Type out the records that follow, exactly as given.

-- Start Record extracts --

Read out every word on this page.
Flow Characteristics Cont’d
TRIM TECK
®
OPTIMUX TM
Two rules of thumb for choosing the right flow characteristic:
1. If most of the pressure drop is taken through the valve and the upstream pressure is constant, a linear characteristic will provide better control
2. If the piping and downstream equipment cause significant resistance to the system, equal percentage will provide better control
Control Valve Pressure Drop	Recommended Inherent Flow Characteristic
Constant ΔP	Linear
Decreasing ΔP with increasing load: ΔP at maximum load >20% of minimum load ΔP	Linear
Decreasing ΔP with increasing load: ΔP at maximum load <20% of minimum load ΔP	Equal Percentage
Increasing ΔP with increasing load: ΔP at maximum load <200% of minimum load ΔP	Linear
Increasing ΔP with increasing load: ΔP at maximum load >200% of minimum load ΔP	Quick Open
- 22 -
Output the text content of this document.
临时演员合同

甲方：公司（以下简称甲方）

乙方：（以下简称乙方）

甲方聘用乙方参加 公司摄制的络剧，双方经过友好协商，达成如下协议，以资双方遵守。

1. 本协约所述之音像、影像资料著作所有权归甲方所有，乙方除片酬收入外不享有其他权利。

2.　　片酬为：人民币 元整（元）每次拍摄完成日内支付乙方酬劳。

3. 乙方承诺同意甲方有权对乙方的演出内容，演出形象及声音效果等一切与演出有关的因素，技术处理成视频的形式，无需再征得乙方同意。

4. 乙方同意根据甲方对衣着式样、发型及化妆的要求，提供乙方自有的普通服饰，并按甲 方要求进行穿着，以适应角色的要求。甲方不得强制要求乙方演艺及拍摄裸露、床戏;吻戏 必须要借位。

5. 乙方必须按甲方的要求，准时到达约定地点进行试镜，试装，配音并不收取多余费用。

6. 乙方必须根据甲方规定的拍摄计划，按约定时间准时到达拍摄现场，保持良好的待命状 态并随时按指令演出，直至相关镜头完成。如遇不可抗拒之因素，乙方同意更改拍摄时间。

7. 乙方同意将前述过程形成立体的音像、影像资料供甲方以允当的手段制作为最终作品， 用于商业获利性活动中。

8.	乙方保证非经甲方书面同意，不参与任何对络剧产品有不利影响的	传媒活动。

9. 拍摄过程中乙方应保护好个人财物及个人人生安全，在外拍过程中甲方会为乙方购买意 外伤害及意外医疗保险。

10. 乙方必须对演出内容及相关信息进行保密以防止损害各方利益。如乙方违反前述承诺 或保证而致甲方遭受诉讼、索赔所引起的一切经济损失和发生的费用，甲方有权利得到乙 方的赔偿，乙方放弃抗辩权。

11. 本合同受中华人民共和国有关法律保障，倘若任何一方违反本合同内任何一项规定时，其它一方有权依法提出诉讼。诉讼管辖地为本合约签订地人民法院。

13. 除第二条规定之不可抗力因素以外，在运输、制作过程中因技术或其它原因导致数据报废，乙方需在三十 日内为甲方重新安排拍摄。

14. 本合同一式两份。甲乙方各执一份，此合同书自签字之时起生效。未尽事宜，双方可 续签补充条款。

-- End Record extracts --

Response to the exercise:
Read out every word on this page.
Flow Characteristics Cont’d
TRIM TECK
®
OPTIMUX TM
Two rules of thumb for choosing the right flow characteristic:
1. If most of the pressure drop is taken through the valve and the upstream pressure is constant, a linear characteristic will provide better control
2. If the piping and downstream equipment cause significant resistance to the system, equal percentage will provide better control
Control Valve Pressure Drop	Recommended Inherent Flow Characteristic
Constant ΔP	Linear
Decreasing ΔP with increasing load: ΔP at maximum load >20% of minimum load ΔP	Linear
Decreasing ΔP with increasing load: ΔP at maximum load <20% of minimum load ΔP	Equal Percentage
Increasing ΔP with increasing load: ΔP at maximum load <200% of minimum load ΔP	Linear
Increasing ΔP with increasing load: ΔP at maximum load >200% of minimum load ΔP	Quick Open
- 22 -
Output the text content of this document.
临时演员合同

甲方：公司（以下简称甲方）

乙方：（以下简称乙方）

甲方聘用乙方参加 公司摄制的络剧，双方经过友好协商，达成如下协议，以资双方遵守。

1. 本协约所述之音像、影像资料著作所有权归甲方所有，乙方除片酬收入外不享有其他权利。

2.　　片酬为：人民币 元整（元）每次拍摄完成日内支付乙方酬劳。

3. 乙方承诺同意甲方有权对乙方的演出内容，演出形象及声音效果等一切与演出有关的因素，技术处理成视频的形式，无需再征得乙方同意。

4. 乙方同意根据甲方对衣着式样、发型及化妆的要求，提供乙方自有的普通服饰，并按甲 方要求进行穿着，以适应角色的要求。甲方不得强制要求乙方演艺及拍摄裸露、床戏;吻戏 必须要借位。

5. 乙方必须按甲方的要求，准时到达约定地点进行试镜，试装，配音并不收取多余费用。

6. 乙方必须根据甲方规定的拍摄计划，按约定时间准时到达拍摄现场，保持良好的待命状 态并随时按指令演出，直至相关镜头完成。如遇不可抗拒之因素，乙方同意更改拍摄时间。

7. 乙方同意将前述过程形成立体的音像、影像资料供甲方以允当的手段制作为最终作品， 用于商业获利性活动中。

8.	乙方保证非经甲方书面同意，不参与任何对络剧产品有不利影响的	传媒活动。

9. 拍摄过程中乙方应保护好个人财物及个人人生安全，在外拍过程中甲方会为乙方购买意 外伤害及意外医疗保险。

10. 乙方必须对演出内容及相关信息进行保密以防止损害各方利益。如乙方违反前述承诺 或保证而致甲方遭受诉讼、索赔所引起的一切经济损失和发生的费用，甲方有权利得到乙 方的赔偿，乙方放弃抗辩权。

11. 本合同受中华人民共和国有关法律保障，倘若任何一方违反本合同内任何一项规定时，其它一方有权依法提出诉讼。诉讼管辖地为本合约签订地人民法院。

13. 除第二条规定之不可抗力因素以外，在运输、制作过程中因技术或其它原因导致数据报废，乙方需在三十 日内为甲方重新安排拍摄。

14. 本合同一式两份。甲乙方各执一份，此合同书自签字之时起生效。未尽事宜，双方可 续签补充条款。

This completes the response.